Omit the pictures and output every entry below exactly as written.

Dataset entries
◇ ◇ ◇
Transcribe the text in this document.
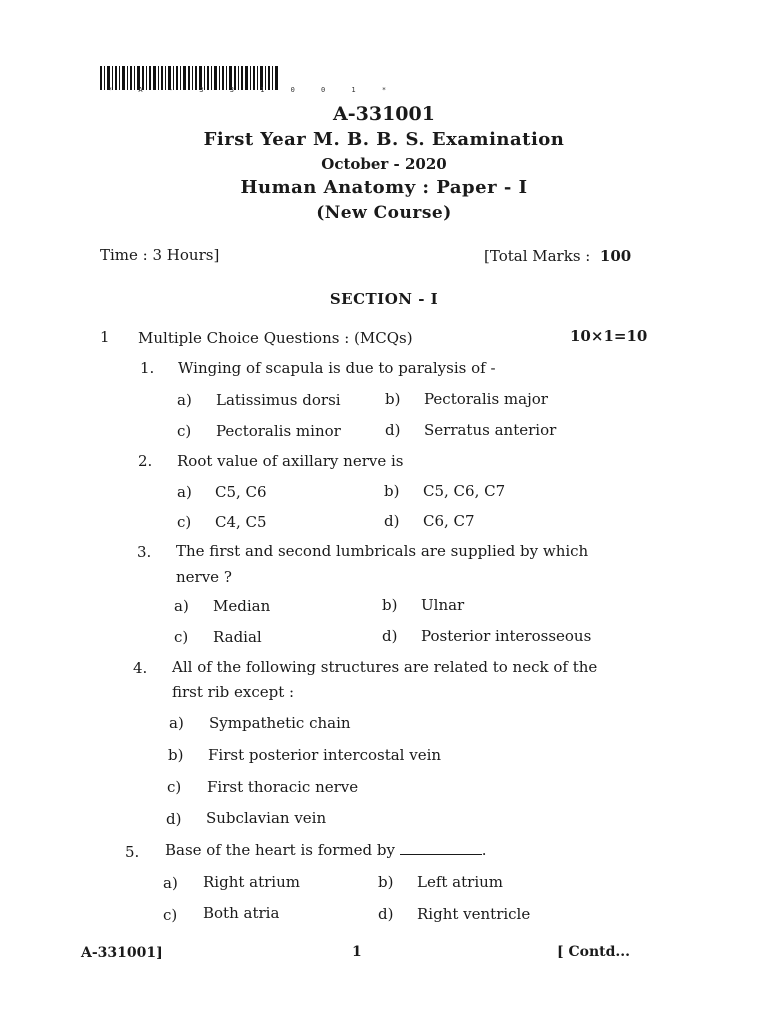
* A - 3 3 1 0 0 1 *
A-331001
First Year M. B. B. S. Examination
October - 2020
Human Anatomy : Paper - I
(New Course)
Time : 3 Hours]	[Total Marks : 100
SECTION - I
1 Multiple Choice Questions : (MCQs)	10×1=10
1. Winging of scapula is due to paralysis of -
a) Latissimus dorsi	b) Pectoralis major
c) Pectoralis minor	d) Serratus anterior
2. Root value of axillary nerve is
a) C5, C6	b) C5, C6, C7
c) C4, C5	d) C6, C7
3. The first and second lumbricals are supplied by which
nerve ?
a) Median	b) Ulnar
c) Radial	d) Posterior interosseous
4. All of the following structures are related to neck of the
first rib except :
a) Sympathetic chain
b) First posterior intercostal vein
c) First thoracic nerve
d) Subclavian vein
5. Base of the heart is formed by	.
a) Right atrium	b) Left atrium
c) Both atria	d) Right ventricle
A-331001]	1	[ Contd...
◇ ◇ ◇
Answer to this task:
Transcribe the text in this document.
* A - 3 3 1 0 0 1 *
A-331001
First Year M. B. B. S. Examination
October - 2020
Human Anatomy : Paper - I
(New Course)
Time : 3 Hours]	[Total Marks : 100
SECTION - I
1 Multiple Choice Questions : (MCQs)	10×1=10
1. Winging of scapula is due to paralysis of -
a) Latissimus dorsi	b) Pectoralis major
c) Pectoralis minor	d) Serratus anterior
2. Root value of axillary nerve is
a) C5, C6	b) C5, C6, C7
c) C4, C5	d) C6, C7
3. The first and second lumbricals are supplied by which
nerve ?
a) Median	b) Ulnar
c) Radial	d) Posterior interosseous
4. All of the following structures are related to neck of the
first rib except :
a) Sympathetic chain
b) First posterior intercostal vein
c) First thoracic nerve
d) Subclavian vein
5. Base of the heart is formed by	.
a) Right atrium	b) Left atrium
c) Both atria	d) Right ventricle
A-331001]	1	[ Contd...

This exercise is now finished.